— MATERIAL FOR THIS EXERCISE —
______
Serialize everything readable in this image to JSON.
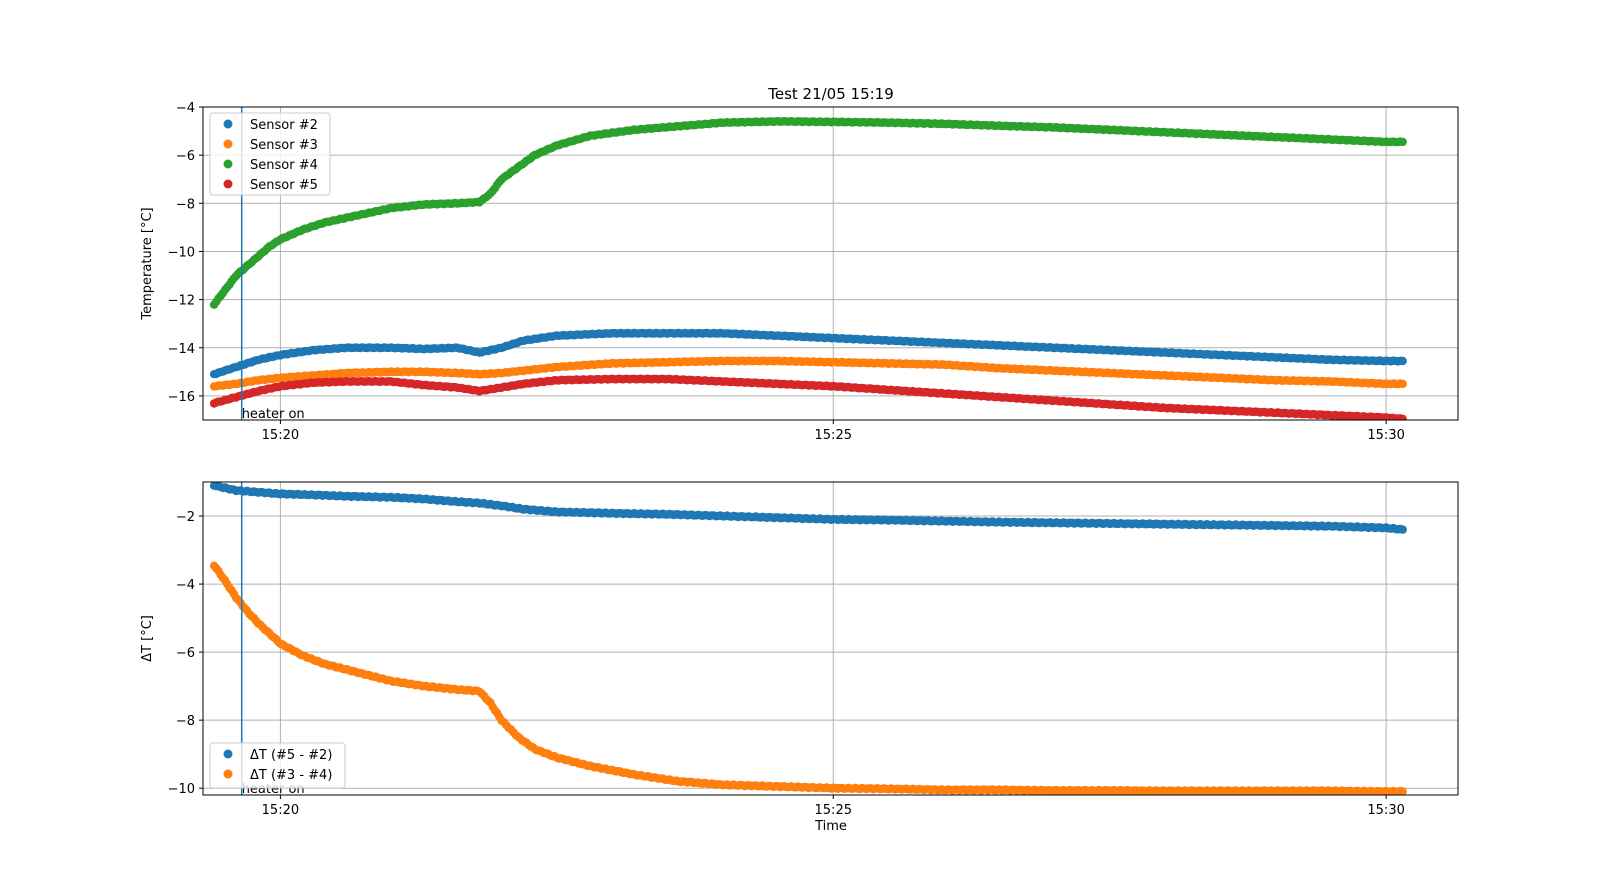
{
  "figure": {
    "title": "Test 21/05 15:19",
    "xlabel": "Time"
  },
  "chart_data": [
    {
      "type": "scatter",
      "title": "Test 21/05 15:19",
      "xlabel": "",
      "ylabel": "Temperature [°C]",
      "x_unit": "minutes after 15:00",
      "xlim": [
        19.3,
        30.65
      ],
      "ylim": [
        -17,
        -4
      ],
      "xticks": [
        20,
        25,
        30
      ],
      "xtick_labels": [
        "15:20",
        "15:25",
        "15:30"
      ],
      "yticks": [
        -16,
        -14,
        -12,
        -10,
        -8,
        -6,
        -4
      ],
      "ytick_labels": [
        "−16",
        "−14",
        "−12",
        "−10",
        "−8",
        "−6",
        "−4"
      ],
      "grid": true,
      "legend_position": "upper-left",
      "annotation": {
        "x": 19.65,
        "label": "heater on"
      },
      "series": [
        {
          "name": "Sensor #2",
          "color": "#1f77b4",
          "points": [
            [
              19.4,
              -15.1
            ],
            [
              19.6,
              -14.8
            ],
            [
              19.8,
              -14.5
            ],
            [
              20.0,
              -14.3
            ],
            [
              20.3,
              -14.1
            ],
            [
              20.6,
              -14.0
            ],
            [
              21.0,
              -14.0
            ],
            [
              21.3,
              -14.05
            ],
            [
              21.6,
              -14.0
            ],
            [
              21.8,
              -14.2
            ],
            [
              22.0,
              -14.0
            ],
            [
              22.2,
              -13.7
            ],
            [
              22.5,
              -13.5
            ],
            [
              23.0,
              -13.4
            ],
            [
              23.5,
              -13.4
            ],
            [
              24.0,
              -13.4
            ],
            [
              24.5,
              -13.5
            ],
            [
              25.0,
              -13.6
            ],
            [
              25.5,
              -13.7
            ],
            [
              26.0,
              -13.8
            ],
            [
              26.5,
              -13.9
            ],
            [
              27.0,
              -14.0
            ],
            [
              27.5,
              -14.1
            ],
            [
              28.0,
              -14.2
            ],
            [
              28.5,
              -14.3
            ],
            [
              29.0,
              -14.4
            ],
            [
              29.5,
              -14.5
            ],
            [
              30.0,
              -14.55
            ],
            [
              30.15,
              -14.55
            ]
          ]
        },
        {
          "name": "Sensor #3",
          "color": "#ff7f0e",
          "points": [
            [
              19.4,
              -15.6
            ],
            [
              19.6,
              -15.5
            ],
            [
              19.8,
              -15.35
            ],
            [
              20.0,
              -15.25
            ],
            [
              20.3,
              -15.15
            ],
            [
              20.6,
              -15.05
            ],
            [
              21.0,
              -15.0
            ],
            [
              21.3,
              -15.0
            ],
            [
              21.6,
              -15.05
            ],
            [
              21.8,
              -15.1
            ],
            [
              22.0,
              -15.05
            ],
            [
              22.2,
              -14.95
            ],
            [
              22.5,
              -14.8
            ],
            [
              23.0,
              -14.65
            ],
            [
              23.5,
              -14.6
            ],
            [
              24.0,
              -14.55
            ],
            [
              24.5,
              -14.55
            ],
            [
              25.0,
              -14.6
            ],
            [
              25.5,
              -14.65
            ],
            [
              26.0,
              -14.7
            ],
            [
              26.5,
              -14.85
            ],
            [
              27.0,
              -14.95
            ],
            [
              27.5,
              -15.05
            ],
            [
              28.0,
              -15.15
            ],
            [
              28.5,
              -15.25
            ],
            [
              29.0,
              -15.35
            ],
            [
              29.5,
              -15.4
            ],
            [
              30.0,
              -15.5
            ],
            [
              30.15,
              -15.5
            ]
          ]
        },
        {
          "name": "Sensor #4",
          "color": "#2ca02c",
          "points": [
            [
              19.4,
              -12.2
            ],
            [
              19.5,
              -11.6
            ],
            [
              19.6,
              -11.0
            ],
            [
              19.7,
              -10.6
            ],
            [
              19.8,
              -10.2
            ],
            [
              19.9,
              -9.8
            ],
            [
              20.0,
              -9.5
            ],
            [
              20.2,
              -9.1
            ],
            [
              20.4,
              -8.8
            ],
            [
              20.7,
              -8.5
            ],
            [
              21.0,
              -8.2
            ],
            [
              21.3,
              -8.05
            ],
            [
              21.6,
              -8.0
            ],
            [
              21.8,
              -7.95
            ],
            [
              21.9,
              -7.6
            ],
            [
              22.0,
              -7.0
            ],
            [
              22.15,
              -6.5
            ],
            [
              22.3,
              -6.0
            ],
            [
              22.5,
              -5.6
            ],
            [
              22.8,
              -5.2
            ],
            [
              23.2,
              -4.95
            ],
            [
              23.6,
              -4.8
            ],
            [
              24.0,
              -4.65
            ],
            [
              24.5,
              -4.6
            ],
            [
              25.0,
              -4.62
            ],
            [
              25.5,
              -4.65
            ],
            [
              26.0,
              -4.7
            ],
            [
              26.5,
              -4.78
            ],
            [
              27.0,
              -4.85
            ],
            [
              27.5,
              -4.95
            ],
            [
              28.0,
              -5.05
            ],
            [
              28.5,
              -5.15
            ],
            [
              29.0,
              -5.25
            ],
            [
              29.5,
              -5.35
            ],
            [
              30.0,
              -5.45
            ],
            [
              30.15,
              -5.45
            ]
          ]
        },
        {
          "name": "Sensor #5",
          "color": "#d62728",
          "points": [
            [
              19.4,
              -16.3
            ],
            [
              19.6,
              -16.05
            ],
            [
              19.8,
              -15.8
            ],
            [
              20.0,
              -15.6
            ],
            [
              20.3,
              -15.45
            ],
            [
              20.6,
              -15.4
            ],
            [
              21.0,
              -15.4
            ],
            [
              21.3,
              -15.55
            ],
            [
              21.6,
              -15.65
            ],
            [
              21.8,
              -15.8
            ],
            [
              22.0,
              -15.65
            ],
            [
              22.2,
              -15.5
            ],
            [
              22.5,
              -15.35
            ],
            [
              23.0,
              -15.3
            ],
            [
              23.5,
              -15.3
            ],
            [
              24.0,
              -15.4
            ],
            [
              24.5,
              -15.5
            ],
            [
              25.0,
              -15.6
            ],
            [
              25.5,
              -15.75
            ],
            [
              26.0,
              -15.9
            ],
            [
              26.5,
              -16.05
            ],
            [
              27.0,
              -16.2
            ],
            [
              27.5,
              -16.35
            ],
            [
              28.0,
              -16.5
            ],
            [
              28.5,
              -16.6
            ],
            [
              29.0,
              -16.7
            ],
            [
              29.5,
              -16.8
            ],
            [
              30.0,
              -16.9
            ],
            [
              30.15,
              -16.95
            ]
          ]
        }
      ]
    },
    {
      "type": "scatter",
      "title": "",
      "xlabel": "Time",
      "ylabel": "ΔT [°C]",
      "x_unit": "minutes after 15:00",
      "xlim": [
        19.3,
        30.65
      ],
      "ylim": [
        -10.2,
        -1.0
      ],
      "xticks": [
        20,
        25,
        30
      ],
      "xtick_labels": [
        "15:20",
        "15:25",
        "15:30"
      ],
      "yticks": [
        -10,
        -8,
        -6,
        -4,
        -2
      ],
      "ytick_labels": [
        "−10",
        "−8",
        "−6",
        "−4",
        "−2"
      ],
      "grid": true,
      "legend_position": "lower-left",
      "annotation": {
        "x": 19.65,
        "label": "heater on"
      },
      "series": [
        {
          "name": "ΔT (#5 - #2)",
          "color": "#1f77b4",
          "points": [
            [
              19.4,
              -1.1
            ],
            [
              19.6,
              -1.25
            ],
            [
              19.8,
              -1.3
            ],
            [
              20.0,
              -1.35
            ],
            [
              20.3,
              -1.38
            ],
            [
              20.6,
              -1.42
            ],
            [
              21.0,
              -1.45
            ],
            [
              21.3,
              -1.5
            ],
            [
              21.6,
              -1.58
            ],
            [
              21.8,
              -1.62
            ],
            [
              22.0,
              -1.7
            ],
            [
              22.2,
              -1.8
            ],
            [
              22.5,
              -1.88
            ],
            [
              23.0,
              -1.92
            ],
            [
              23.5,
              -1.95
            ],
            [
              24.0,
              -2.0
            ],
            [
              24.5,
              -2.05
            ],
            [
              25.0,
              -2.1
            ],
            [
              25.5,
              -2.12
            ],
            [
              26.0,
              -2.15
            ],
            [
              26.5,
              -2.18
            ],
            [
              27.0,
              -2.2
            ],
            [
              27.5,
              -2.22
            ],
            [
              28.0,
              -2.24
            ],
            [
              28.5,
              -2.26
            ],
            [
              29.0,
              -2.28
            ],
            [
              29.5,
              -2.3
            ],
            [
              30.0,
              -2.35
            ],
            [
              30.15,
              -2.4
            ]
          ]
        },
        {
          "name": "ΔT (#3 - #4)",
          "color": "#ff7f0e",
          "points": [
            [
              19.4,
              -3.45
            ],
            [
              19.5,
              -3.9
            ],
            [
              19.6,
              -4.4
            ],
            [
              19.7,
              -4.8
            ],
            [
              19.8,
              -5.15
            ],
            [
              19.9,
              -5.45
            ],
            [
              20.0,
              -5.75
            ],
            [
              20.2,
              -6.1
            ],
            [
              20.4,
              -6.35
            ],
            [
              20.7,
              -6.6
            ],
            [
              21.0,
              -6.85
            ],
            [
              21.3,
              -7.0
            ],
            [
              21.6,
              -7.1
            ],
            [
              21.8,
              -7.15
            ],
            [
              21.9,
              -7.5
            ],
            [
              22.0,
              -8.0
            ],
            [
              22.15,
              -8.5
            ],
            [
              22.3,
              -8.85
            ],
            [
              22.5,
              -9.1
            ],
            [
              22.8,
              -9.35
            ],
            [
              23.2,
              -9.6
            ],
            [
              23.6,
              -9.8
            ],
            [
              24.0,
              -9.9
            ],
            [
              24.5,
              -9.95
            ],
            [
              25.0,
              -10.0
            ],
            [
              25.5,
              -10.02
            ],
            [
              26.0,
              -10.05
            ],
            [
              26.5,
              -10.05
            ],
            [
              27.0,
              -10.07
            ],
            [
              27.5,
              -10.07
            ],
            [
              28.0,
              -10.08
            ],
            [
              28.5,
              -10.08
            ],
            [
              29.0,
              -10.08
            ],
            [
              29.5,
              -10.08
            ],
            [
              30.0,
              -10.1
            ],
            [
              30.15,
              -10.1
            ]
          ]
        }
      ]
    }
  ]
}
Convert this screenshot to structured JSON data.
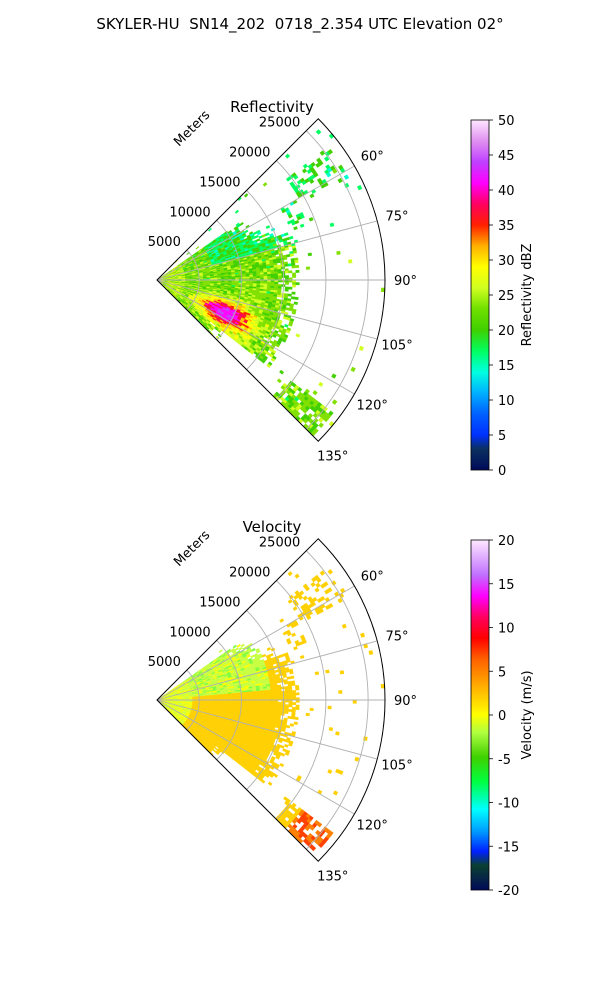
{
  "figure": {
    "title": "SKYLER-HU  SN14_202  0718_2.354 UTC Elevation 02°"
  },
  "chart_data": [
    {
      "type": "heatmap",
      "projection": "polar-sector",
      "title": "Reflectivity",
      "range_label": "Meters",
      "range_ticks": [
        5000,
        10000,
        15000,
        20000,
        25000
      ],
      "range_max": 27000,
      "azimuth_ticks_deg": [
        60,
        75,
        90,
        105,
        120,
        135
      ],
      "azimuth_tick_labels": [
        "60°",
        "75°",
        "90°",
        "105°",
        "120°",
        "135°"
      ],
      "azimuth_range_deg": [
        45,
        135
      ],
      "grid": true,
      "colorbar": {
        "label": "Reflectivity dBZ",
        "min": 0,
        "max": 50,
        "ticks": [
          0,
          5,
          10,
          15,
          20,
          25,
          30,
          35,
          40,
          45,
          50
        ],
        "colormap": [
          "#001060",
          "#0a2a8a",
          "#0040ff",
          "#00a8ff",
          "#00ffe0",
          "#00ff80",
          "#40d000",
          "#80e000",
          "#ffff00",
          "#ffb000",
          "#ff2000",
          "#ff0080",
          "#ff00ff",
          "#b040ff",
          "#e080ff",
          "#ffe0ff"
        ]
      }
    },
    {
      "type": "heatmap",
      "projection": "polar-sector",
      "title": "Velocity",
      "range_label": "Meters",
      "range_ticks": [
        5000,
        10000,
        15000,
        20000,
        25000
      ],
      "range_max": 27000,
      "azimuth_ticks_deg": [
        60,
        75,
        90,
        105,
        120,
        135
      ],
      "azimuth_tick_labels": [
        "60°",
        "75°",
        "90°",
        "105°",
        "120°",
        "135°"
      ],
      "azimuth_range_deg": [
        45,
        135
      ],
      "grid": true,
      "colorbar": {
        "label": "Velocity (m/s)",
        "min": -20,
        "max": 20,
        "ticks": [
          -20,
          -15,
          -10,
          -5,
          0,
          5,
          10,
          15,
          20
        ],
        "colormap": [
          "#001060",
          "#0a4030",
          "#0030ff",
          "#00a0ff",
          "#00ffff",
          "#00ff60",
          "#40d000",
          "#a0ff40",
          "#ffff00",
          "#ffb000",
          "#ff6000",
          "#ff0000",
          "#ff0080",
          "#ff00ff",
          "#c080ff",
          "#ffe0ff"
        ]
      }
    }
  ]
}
______
— REQUIRED WORK —
How many lines in the listing above contain the string "title"? Answer with the number only.

— THE RESULT —
6